::: Fragmento del texto

El veterano director estadounidense vuelve a su mejor forma en este thriller ambientado en París y la Costa Azul.


Por Luciano Monteagudo

t.gif (67 bytes) Hay algo que queda muy claro frente a un film como Ronin: el mismo material, en manos de cualquier otro director que no hubiera sido el veterano John Frankenheimer, difícilmente podría haber sido mejor. La leyenda que abre la película informa que en el Japón feudal los samurais juraban proteger a sus amos con sus propias vidas, y que aquellos cuyos amos resultaban muertos sufrían una gran vergüenza y se veían obligados a vagar sin rumbo, a sobrevivir como mercenarios. Ya no tenían derecho a ser llamados samurais. Se los conocía como “ronin”. El Hollywood de los primeros años 60 para el cual Frankenheimer sirvió e hizo sus films más recordados –El embajador del miedo, El tren, El otro señor Hamilton– hace ya tiempo que no existe, y desde entonces Frankenheimer muchas veces vagó por el mundo del cine como un “ronin”, ofreciéndose al mejor postor. A veces lo hizo con resultados atendibles, como en el thriller Domingo negro, y otras francamente desastrosos, como la reciente, delirante versión de La isla del Dr. Moreau, que protagonizó Marlon Brando, convertido en una suerte de Buda pop. Con Ronin, Frankenheimer parece haber vuelto a su mejor forma, como si finalmente hubiera tenido la posibilidad de hacer una película que, de alguna manera, le devolviera a este viejo guerrero del cine el honor perdido.
Conspiraciones, paranoias, elencos internacionales y furiosas persecuciones automovilísticas han sido algunas de las marcas más evidentes del cine de Frankenheimer y Ronin las tiene otra vez, todas juntas. La anécdota imaginada por el libretista J. D. Zeik es mínima, pero el director sabe hacerla rendir al máximo, con un tratamiento casi abstracto. Frankenheimer reniega de la psicología de sus personajes y hasta de sus ideologías, para dedicarse, como un estratega, a un film que es puro montaje y puesta en escena. El escenario es Francia: París, claro, pero también los grandes hoteles y los caminos sinuosos de la Costa Azul. Los personajes: un grupo de mercenarios europeos y estadounidense, auténticos “ronin” contemporáneos, producto de la diáspora de agentes y espías que causó el fin de la Guerra Fría. El objetivo: robar un misterioso maletín, del que nunca se sabrá su contenido, pero sí que su valor de mercado es suficiente como para que haya gente que esté dispuesta a matar o morir por él.

::::::

- _Ejercicio propuesto 1_: Repite sin cambios las líneas del listado: empieza en la que contiene "599, 367, 613]" y termina con la que contiene "452, 712, 467]", las dos incluidas.

::: Material aportado

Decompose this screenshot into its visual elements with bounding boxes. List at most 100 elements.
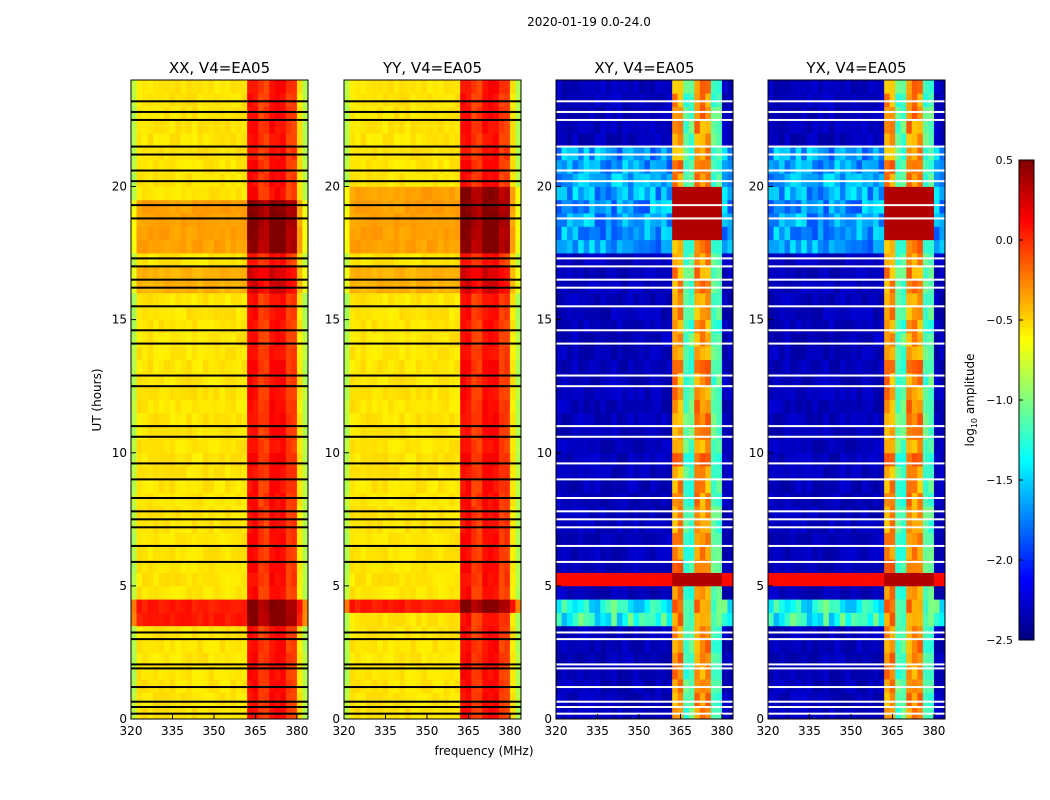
heatmap-cell	[360, 599, 367, 613]
heatmap-cell	[355, 346, 361, 360]
heatmap-cell	[677, 665, 684, 680]
heatmap-cell	[136, 612, 143, 627]
heatmap-cell	[611, 106, 618, 121]
heatmap-cell	[208, 279, 215, 294]
heatmap-cell	[291, 599, 298, 613]
heatmap-cell	[583, 572, 590, 587]
heatmap-cell	[611, 479, 618, 494]
heatmap-cell	[180, 213, 187, 227]
heatmap-cell	[482, 652, 489, 667]
heatmap-cell	[377, 173, 384, 187]
heatmap-cell	[382, 599, 389, 613]
heatmap-cell	[421, 386, 428, 400]
heatmap-cell	[705, 452, 712, 467]
heatmap-cell	[449, 412, 456, 427]
heatmap-cell	[460, 386, 467, 400]
heatmap-cell	[677, 692, 684, 707]
heatmap-cell	[225, 306, 231, 321]
heatmap-cell	[509, 572, 516, 587]
heatmap-cell	[236, 199, 243, 214]
heatmap-cell	[666, 399, 673, 414]
heatmap-cell	[716, 599, 723, 613]
heatmap-cell	[131, 439, 137, 454]
heatmap-cell	[594, 186, 601, 201]
heatmap-cell	[515, 492, 522, 507]
heatmap-cell	[650, 599, 656, 613]
heatmap-cell	[438, 293, 444, 307]
heatmap-cell	[638, 173, 645, 187]
heatmap-cell	[727, 359, 734, 374]
heatmap-cell	[388, 399, 395, 414]
heatmap-cell	[716, 492, 723, 507]
heatmap-cell	[460, 506, 467, 520]
heatmap-cell	[476, 386, 483, 400]
heatmap-cell	[594, 80, 601, 94]
heatmap-cell	[296, 599, 303, 613]
heatmap-cell	[611, 452, 618, 467]
heatmap-cell	[153, 173, 160, 187]
heatmap-cell	[454, 692, 461, 707]
heatmap-cell	[147, 173, 154, 187]
heatmap-cell	[683, 93, 690, 108]
heatmap-cell	[302, 146, 309, 161]
heatmap-cell	[454, 639, 461, 653]
heatmap-cell	[504, 386, 511, 400]
heatmap-cell	[638, 346, 645, 360]
heatmap-cell	[230, 319, 237, 334]
heatmap-cell	[655, 226, 662, 241]
heatmap-cell	[147, 639, 154, 653]
heatmap-cell	[158, 639, 165, 653]
heatmap-cell	[263, 213, 270, 227]
heatmap-cell	[382, 293, 389, 307]
heatmap-cell	[694, 679, 701, 693]
heatmap-cell	[600, 665, 607, 680]
heatmap-cell	[773, 452, 780, 467]
flagged-row	[556, 560, 733, 563]
heatmap-cell	[589, 532, 596, 547]
heatmap-cell	[638, 213, 645, 227]
heatmap-cell	[672, 652, 679, 667]
heatmap-cell	[504, 372, 511, 387]
heatmap-cell	[509, 80, 516, 94]
heatmap-cell	[142, 279, 148, 294]
heatmap-cell	[147, 239, 154, 254]
flagged-row	[344, 204, 521, 207]
heatmap-cell	[471, 599, 478, 613]
heatmap-cell	[688, 532, 695, 547]
heatmap-cell	[197, 479, 204, 494]
y-tick-label: 0	[544, 712, 552, 726]
heatmap-cell	[504, 319, 511, 334]
heatmap-cell	[465, 199, 472, 214]
heatmap-cell	[768, 705, 774, 720]
heatmap-cell	[493, 93, 500, 108]
heatmap-cell	[355, 80, 361, 94]
heatmap-cell	[465, 306, 472, 321]
heatmap-cell	[393, 279, 400, 294]
heatmap-cell	[208, 332, 215, 347]
heatmap-cell	[699, 293, 706, 307]
heatmap-cell	[460, 519, 467, 534]
heatmap-cell	[627, 545, 634, 560]
heatmap-cell	[360, 639, 367, 653]
heatmap-cell	[605, 492, 612, 507]
heatmap-cell	[241, 545, 248, 560]
heatmap-cell	[600, 279, 607, 294]
heatmap-cell	[672, 386, 679, 400]
heatmap-cell	[371, 692, 378, 707]
heatmap-cell	[504, 80, 511, 94]
heatmap-cell	[476, 159, 483, 174]
heatmap-cell	[241, 266, 248, 281]
heatmap-cell	[208, 545, 215, 560]
heatmap-cell	[572, 359, 579, 374]
heatmap-cell	[252, 319, 259, 334]
heatmap-cell	[633, 266, 640, 281]
heatmap-cell	[371, 705, 378, 720]
heatmap-cell	[410, 439, 417, 454]
heatmap-cell	[285, 346, 292, 360]
heatmap-cell	[236, 426, 243, 440]
heatmap-cell	[605, 665, 612, 680]
heatmap-cell	[589, 612, 596, 627]
heatmap-cell	[694, 253, 701, 267]
heatmap-cell	[360, 532, 367, 547]
heatmap-cell	[498, 159, 505, 174]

::::::

- _Ejercicio propuesto 2_: Según la reseña de Ronin, di si cada afirmación es cierta (sí o no) y cita las palabras de la reseña que lo deciden: (a) el libretista de la película es J. D. Zeik; (b) al final se descubre qué hay dentro del maletín; (c) la historia transcurre en Japón.

- _Respuesta 1_:
heatmap-cell	[360, 599, 367, 613]
heatmap-cell	[355, 346, 361, 360]
heatmap-cell	[677, 665, 684, 680]
heatmap-cell	[136, 612, 143, 627]
heatmap-cell	[611, 106, 618, 121]
heatmap-cell	[208, 279, 215, 294]
heatmap-cell	[291, 599, 298, 613]
heatmap-cell	[583, 572, 590, 587]
heatmap-cell	[611, 479, 618, 494]
heatmap-cell	[180, 213, 187, 227]
heatmap-cell	[482, 652, 489, 667]
heatmap-cell	[377, 173, 384, 187]
heatmap-cell	[382, 599, 389, 613]
heatmap-cell	[421, 386, 428, 400]
heatmap-cell	[705, 452, 712, 467]

- _Respuesta 2_:
(a) Sí: "La anécdota imaginada por el libretista J. D. Zeik es mínima".
(b) No: "del que nunca se sabrá su contenido".
(c) No: "El escenario es Francia".